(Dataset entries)
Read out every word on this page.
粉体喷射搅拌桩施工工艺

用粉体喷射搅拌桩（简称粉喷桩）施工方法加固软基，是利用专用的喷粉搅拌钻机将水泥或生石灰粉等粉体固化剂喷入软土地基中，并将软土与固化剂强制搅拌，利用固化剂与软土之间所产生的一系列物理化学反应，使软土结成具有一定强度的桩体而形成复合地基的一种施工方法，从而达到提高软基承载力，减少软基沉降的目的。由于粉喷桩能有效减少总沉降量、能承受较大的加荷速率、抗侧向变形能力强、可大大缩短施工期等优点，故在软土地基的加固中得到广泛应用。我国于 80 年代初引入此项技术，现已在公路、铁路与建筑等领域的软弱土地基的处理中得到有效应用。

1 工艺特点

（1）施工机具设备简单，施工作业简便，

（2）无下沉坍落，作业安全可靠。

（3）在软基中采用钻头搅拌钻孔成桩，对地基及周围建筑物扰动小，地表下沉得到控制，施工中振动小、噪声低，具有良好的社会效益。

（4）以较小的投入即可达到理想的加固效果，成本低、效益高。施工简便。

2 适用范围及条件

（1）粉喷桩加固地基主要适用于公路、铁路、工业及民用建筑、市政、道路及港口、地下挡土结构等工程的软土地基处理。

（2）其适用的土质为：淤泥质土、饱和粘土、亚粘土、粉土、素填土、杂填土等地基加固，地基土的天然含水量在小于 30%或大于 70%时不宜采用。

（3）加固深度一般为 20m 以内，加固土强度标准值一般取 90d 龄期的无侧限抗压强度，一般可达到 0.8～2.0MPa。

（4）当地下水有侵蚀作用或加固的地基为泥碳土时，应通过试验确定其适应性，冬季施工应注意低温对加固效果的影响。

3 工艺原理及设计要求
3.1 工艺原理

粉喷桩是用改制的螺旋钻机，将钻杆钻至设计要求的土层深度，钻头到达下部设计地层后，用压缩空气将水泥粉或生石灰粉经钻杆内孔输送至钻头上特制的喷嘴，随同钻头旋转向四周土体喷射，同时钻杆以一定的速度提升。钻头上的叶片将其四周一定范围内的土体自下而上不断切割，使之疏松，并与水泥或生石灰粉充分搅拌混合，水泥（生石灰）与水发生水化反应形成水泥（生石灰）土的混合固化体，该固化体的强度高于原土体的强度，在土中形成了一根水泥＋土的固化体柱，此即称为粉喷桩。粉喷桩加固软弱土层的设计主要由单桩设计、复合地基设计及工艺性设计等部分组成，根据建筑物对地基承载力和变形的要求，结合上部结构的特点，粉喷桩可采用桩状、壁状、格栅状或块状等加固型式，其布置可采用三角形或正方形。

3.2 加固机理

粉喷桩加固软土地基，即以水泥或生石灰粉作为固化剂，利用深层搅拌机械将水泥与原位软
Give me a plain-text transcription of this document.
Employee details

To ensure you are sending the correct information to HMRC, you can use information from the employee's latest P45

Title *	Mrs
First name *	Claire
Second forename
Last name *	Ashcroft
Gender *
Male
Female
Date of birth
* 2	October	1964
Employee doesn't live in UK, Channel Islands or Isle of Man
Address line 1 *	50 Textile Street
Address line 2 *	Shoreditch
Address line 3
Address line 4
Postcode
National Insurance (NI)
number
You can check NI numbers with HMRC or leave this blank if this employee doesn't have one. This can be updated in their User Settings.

Work to do
Write out the data again, exactly and in full.

Written response
Read out every word on this page.
粉体喷射搅拌桩施工工艺

用粉体喷射搅拌桩（简称粉喷桩）施工方法加固软基，是利用专用的喷粉搅拌钻机将水泥或生石灰粉等粉体固化剂喷入软土地基中，并将软土与固化剂强制搅拌，利用固化剂与软土之间所产生的一系列物理化学反应，使软土结成具有一定强度的桩体而形成复合地基的一种施工方法，从而达到提高软基承载力，减少软基沉降的目的。由于粉喷桩能有效减少总沉降量、能承受较大的加荷速率、抗侧向变形能力强、可大大缩短施工期等优点，故在软土地基的加固中得到广泛应用。我国于 80 年代初引入此项技术，现已在公路、铁路与建筑等领域的软弱土地基的处理中得到有效应用。

1 工艺特点

（1）施工机具设备简单，施工作业简便，

（2）无下沉坍落，作业安全可靠。

（3）在软基中采用钻头搅拌钻孔成桩，对地基及周围建筑物扰动小，地表下沉得到控制，施工中振动小、噪声低，具有良好的社会效益。

（4）以较小的投入即可达到理想的加固效果，成本低、效益高。施工简便。

2 适用范围及条件

（1）粉喷桩加固地基主要适用于公路、铁路、工业及民用建筑、市政、道路及港口、地下挡土结构等工程的软土地基处理。

（2）其适用的土质为：淤泥质土、饱和粘土、亚粘土、粉土、素填土、杂填土等地基加固，地基土的天然含水量在小于 30%或大于 70%时不宜采用。

（3）加固深度一般为 20m 以内，加固土强度标准值一般取 90d 龄期的无侧限抗压强度，一般可达到 0.8～2.0MPa。

（4）当地下水有侵蚀作用或加固的地基为泥碳土时，应通过试验确定其适应性，冬季施工应注意低温对加固效果的影响。

3 工艺原理及设计要求
3.1 工艺原理

粉喷桩是用改制的螺旋钻机，将钻杆钻至设计要求的土层深度，钻头到达下部设计地层后，用压缩空气将水泥粉或生石灰粉经钻杆内孔输送至钻头上特制的喷嘴，随同钻头旋转向四周土体喷射，同时钻杆以一定的速度提升。钻头上的叶片将其四周一定范围内的土体自下而上不断切割，使之疏松，并与水泥或生石灰粉充分搅拌混合，水泥（生石灰）与水发生水化反应形成水泥（生石灰）土的混合固化体，该固化体的强度高于原土体的强度，在土中形成了一根水泥＋土的固化体柱，此即称为粉喷桩。粉喷桩加固软弱土层的设计主要由单桩设计、复合地基设计及工艺性设计等部分组成，根据建筑物对地基承载力和变形的要求，结合上部结构的特点，粉喷桩可采用桩状、壁状、格栅状或块状等加固型式，其布置可采用三角形或正方形。

3.2 加固机理

粉喷桩加固软土地基，即以水泥或生石灰粉作为固化剂，利用深层搅拌机械将水泥与原位软
Give me a plain-text transcription of this document.
Employee details

To ensure you are sending the correct information to HMRC, you can use information from the employee's latest P45

Title *	Mrs
First name *	Claire
Second forename
Last name *	Ashcroft
Gender *
Male
Female
Date of birth
* 2	October	1964
Employee doesn't live in UK, Channel Islands or Isle of Man
Address line 1 *	50 Textile Street
Address line 2 *	Shoreditch
Address line 3
Address line 4
Postcode
National Insurance (NI)
number
You can check NI numbers with HMRC or leave this blank if this employee doesn't have one. This can be updated in their User Settings.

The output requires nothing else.